■ TEXTE PRÉSENTÉ
Hommage à Yves Yomb, figure africaine de la défense des droits humains

C’est avec une profonde tristesse que nous annonçons le décès d’Yves Yomb, activiste et salarié de Coalition PLUS, réseau international d’associations de lutte contre le sida et les hépatites virales. Nous adressons nos sincères condoléances à sa famille et à ses proches, et leur assurons tout notre soutien. 

Yves avait 44 ans. Il s’est battu contre une longue maladie avec courage et discrétion. Il va nous manquer. Tout de lui va nous manquer. Sa combativité bien sûr, mais aussi sa finesse d‘esprit, son élégance, sa constance, son dévouement, son charisme, son humanisme, son amitié…

Né au Cameroun, Yves travaillait dans la banque quand il a réalisé qu’il avait une cause à défendre au-dessus de tout : la défense des droits humains et la reconnaissance des minorités sexuelles. Yves défendait le droit fondamental d’exister et plus encore d’aimer et d’être aimé, quelles que soient son identité de genre et son orientation sexuelle.

■ CONSIGNE A
Recopiez, dans l'hommage à Yves Yomb, le passage allant de « Yves avait 44 » jusqu'à « son orientation sexuelle. ».
■ CONSIGNE B
Répondez à ces questions d'après l'hommage à Yves Yomb :
(i) Quel âge avait Yves Yomb ?
(ii) Dans quel secteur travaillait-il avant de se consacrer à sa cause ?
(iii) Dans quel pays est-il né ?
■ CONSIGNE C
Ces affirmations concordent-elles avec l'hommage à Yves Yomb ? Répondez par oui ou par non, en citant les mots décisifs de l'hommage.
(i) Coalition PLUS est un réseau international d'associations de lutte contre le sida et les hépatites virales.
(ii) Yves Yomb est né au Sénégal.
(iii) Yves Yomb était bénévole chez Coalition PLUS.
Les enregistrements n'ont aucun rapport avec l'hommage à Yves Yomb.

■ MATÉRIEL D'ÉTUDE
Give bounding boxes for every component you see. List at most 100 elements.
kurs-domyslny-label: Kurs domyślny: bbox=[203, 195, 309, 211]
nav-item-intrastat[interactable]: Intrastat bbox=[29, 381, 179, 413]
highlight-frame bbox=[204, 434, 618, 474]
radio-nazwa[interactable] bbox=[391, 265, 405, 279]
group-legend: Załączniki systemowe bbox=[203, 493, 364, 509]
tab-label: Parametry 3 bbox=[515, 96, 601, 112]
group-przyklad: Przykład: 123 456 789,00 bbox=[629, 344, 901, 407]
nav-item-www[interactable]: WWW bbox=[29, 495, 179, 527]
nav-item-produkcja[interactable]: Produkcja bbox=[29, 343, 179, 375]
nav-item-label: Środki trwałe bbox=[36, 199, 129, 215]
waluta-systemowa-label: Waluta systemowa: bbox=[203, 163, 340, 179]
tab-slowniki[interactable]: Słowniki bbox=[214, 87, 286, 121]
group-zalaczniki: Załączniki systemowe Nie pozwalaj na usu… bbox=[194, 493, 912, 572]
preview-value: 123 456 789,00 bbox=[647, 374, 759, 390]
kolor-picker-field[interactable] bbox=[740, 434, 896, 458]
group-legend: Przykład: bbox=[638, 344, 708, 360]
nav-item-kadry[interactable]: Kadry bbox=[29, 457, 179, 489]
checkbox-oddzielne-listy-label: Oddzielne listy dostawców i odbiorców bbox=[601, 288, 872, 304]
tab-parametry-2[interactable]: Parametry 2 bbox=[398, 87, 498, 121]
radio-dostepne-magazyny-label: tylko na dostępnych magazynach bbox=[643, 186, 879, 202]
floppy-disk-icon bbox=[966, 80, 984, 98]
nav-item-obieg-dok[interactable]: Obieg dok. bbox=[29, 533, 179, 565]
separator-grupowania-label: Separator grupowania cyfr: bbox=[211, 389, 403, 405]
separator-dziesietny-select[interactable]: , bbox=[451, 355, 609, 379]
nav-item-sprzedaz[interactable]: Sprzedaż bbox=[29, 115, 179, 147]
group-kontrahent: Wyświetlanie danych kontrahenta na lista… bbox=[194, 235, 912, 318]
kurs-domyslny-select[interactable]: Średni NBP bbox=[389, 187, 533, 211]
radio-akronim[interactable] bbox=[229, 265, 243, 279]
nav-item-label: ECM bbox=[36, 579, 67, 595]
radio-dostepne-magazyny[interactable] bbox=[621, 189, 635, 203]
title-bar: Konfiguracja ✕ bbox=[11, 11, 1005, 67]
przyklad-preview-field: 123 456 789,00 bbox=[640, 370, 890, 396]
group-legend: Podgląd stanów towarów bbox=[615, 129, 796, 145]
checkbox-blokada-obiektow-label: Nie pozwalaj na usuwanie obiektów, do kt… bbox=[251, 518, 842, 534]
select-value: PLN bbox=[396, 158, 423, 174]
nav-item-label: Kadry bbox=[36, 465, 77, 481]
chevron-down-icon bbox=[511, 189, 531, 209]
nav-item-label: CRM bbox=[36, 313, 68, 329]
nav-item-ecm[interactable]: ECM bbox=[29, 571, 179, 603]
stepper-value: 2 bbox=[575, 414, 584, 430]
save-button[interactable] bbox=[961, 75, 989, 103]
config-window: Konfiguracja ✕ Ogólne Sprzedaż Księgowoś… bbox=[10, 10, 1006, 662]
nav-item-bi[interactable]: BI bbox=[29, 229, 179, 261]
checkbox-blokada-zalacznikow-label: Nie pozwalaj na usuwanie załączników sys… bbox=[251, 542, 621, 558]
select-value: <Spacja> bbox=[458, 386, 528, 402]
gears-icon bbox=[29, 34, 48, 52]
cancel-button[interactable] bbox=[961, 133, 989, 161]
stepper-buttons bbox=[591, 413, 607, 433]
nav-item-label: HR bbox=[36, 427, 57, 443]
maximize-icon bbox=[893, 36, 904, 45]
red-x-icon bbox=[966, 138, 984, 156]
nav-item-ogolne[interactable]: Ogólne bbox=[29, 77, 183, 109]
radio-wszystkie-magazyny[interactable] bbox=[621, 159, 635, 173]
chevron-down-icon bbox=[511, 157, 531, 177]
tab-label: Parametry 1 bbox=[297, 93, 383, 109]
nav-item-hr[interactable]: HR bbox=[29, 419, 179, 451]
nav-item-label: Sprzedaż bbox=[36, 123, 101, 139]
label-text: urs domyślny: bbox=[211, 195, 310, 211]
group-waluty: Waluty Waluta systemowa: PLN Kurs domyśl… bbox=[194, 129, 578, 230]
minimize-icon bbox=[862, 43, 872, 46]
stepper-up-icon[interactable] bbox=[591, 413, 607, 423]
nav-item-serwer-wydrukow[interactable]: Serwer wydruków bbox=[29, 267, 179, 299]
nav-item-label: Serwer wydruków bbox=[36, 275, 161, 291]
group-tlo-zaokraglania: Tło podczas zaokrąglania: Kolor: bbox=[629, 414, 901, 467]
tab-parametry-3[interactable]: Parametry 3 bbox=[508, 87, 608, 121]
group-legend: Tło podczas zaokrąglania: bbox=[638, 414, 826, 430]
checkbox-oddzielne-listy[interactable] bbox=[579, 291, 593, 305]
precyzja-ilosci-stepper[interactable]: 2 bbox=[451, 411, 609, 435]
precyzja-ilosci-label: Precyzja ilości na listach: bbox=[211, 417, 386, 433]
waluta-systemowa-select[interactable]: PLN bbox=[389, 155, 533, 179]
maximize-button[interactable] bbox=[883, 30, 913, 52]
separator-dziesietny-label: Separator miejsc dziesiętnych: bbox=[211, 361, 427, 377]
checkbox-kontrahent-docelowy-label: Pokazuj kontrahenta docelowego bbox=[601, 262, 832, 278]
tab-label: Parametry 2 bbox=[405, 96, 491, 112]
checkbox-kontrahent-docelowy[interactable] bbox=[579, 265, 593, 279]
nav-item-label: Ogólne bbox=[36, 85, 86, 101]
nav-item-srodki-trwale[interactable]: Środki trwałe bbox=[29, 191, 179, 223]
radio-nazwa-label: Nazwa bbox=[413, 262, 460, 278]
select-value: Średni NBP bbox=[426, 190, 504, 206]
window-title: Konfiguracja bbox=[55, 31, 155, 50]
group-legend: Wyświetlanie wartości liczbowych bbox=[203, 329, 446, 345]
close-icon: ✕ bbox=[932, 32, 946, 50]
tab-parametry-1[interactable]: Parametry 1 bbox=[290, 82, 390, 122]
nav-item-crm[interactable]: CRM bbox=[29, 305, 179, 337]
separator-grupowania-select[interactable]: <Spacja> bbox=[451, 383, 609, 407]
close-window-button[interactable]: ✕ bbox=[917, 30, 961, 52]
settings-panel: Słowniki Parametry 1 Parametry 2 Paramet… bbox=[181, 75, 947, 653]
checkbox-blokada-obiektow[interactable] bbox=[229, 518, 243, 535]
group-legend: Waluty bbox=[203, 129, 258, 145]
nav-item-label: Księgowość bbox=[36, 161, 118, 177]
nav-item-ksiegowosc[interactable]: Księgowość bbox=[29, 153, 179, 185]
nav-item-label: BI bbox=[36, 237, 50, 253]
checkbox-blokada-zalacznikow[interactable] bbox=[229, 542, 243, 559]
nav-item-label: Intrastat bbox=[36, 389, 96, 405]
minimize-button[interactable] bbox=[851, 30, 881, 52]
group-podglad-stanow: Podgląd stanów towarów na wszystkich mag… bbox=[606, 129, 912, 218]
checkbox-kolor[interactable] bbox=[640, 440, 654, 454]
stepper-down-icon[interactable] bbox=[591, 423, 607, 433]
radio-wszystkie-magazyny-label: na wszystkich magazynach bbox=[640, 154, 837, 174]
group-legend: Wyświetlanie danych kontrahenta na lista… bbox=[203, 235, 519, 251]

■ RÉPONSE A
Yves avait 44 ans. Il s’est battu contre une longue maladie avec courage et discrétion. Il va nous manquer. Tout de lui va nous manquer. Sa combativité bien sûr, mais aussi sa finesse d‘esprit, son élégance, sa constance, son dévouement, son charisme, son humanisme, son amitié…

Né au Cameroun, Yves travaillait dans la banque quand il a réalisé qu’il avait une cause à défendre au-dessus de tout : la défense des droits humains et la reconnaissance des minorités sexuelles. Yves défendait le droit fondamental d’exister et plus encore d’aimer et d’être aimé, quelles que soient son identité de genre et son orientation sexuelle.

■ RÉPONSE B
(i) 44 ans.
(ii) La banque.
(iii) Le Cameroun.

■ RÉPONSE C
(i) Oui : « réseau international d’associations de lutte contre le sida et les hépatites virales ».
(ii) Non : « Né au Cameroun ».
(iii) Non : « activiste et salarié de Coalition PLUS ».